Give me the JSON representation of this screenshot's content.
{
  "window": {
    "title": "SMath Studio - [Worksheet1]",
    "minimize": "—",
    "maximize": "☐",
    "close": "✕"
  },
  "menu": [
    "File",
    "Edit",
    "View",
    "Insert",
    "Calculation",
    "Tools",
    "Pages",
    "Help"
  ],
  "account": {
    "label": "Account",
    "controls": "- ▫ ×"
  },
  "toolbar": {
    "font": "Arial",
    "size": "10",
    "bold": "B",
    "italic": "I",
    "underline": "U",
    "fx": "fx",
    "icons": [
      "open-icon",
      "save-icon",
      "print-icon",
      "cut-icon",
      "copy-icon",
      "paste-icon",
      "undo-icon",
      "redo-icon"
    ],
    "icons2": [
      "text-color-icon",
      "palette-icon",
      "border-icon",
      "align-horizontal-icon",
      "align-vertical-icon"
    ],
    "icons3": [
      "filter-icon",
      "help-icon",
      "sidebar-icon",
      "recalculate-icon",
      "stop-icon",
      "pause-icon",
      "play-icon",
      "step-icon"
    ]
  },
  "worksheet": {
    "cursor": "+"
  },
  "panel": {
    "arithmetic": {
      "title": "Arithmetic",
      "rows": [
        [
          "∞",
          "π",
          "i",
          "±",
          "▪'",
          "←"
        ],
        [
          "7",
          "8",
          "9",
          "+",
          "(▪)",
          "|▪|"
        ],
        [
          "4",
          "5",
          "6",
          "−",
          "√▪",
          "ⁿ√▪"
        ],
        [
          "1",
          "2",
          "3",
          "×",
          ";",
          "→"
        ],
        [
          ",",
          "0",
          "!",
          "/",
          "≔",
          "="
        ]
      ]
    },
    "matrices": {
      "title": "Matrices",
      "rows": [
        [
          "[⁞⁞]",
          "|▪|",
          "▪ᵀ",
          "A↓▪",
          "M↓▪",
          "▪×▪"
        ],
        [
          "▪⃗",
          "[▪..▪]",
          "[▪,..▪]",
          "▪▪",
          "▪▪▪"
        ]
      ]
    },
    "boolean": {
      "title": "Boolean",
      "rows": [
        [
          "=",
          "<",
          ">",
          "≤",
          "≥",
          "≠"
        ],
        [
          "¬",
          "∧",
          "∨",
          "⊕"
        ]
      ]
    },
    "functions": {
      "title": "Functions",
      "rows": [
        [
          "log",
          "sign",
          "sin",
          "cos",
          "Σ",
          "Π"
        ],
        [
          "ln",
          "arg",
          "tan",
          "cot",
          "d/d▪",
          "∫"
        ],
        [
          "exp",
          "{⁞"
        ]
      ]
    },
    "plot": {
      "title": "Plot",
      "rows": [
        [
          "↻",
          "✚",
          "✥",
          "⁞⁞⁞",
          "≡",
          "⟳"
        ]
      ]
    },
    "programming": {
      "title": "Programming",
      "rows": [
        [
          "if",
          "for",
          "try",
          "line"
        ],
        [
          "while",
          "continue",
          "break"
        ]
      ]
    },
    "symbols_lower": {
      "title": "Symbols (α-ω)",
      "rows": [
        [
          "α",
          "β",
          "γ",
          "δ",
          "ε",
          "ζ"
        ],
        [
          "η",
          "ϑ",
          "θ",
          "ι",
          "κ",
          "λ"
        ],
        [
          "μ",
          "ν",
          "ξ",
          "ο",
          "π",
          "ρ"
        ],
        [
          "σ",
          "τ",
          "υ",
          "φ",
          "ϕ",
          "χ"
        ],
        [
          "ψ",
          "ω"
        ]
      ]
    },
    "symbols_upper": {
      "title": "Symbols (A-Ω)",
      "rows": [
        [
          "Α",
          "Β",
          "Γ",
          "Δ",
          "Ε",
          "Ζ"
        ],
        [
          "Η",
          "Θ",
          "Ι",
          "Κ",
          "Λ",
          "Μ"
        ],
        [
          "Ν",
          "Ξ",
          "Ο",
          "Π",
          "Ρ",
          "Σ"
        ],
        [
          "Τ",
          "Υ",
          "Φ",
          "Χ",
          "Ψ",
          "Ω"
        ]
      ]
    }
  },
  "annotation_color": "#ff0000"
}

______

§ Written task
Your task is to output the full set of records exactly as presented.

§ Response to the exercise
Give me the JSON representation of this screenshot's content.
{
  "window": {
    "title": "SMath Studio - [Worksheet1]",
    "minimize": "—",
    "maximize": "☐",
    "close": "✕"
  },
  "menu": [
    "File",
    "Edit",
    "View",
    "Insert",
    "Calculation",
    "Tools",
    "Pages",
    "Help"
  ],
  "account": {
    "label": "Account",
    "controls": "- ▫ ×"
  },
  "toolbar": {
    "font": "Arial",
    "size": "10",
    "bold": "B",
    "italic": "I",
    "underline": "U",
    "fx": "fx",
    "icons": [
      "open-icon",
      "save-icon",
      "print-icon",
      "cut-icon",
      "copy-icon",
      "paste-icon",
      "undo-icon",
      "redo-icon"
    ],
    "icons2": [
      "text-color-icon",
      "palette-icon",
      "border-icon",
      "align-horizontal-icon",
      "align-vertical-icon"
    ],
    "icons3": [
      "filter-icon",
      "help-icon",
      "sidebar-icon",
      "recalculate-icon",
      "stop-icon",
      "pause-icon",
      "play-icon",
      "step-icon"
    ]
  },
  "worksheet": {
    "cursor": "+"
  },
  "panel": {
    "arithmetic": {
      "title": "Arithmetic",
      "rows": [
        [
          "∞",
          "π",
          "i",
          "±",
          "▪'",
          "←"
        ],
        [
          "7",
          "8",
          "9",
          "+",
          "(▪)",
          "|▪|"
        ],
        [
          "4",
          "5",
          "6",
          "−",
          "√▪",
          "ⁿ√▪"
        ],
        [
          "1",
          "2",
          "3",
          "×",
          ";",
          "→"
        ],
        [
          ",",
          "0",
          "!",
          "/",
          "≔",
          "="
        ]
      ]
    },
    "matrices": {
      "title": "Matrices",
      "rows": [
        [
          "[⁞⁞]",
          "|▪|",
          "▪ᵀ",
          "A↓▪",
          "M↓▪",
          "▪×▪"
        ],
        [
          "▪⃗",
          "[▪..▪]",
          "[▪,..▪]",
          "▪▪",
          "▪▪▪"
        ]
      ]
    },
    "boolean": {
      "title": "Boolean",
      "rows": [
        [
          "=",
          "<",
          ">",
          "≤",
          "≥",
          "≠"
        ],
        [
          "¬",
          "∧",
          "∨",
          "⊕"
        ]
      ]
    },
    "functions": {
      "title": "Functions",
      "rows": [
        [
          "log",
          "sign",
          "sin",
          "cos",
          "Σ",
          "Π"
        ],
        [
          "ln",
          "arg",
          "tan",
          "cot",
          "d/d▪",
          "∫"
        ],
        [
          "exp",
          "{⁞"
        ]
      ]
    },
    "plot": {
      "title": "Plot",
      "rows": [
        [
          "↻",
          "✚",
          "✥",
          "⁞⁞⁞",
          "≡",
          "⟳"
        ]
      ]
    },
    "programming": {
      "title": "Programming",
      "rows": [
        [
          "if",
          "for",
          "try",
          "line"
        ],
        [
          "while",
          "continue",
          "break"
        ]
      ]
    },
    "symbols_lower": {
      "title": "Symbols (α-ω)",
      "rows": [
        [
          "α",
          "β",
          "γ",
          "δ",
          "ε",
          "ζ"
        ],
        [
          "η",
          "ϑ",
          "θ",
          "ι",
          "κ",
          "λ"
        ],
        [
          "μ",
          "ν",
          "ξ",
          "ο",
          "π",
          "ρ"
        ],
        [
          "σ",
          "τ",
          "υ",
          "φ",
          "ϕ",
          "χ"
        ],
        [
          "ψ",
          "ω"
        ]
      ]
    },
    "symbols_upper": {
      "title": "Symbols (A-Ω)",
      "rows": [
        [
          "Α",
          "Β",
          "Γ",
          "Δ",
          "Ε",
          "Ζ"
        ],
        [
          "Η",
          "Θ",
          "Ι",
          "Κ",
          "Λ",
          "Μ"
        ],
        [
          "Ν",
          "Ξ",
          "Ο",
          "Π",
          "Ρ",
          "Σ"
        ],
        [
          "Τ",
          "Υ",
          "Φ",
          "Χ",
          "Ψ",
          "Ω"
        ]
      ]
    }
  },
  "annotation_color": "#ff0000"
}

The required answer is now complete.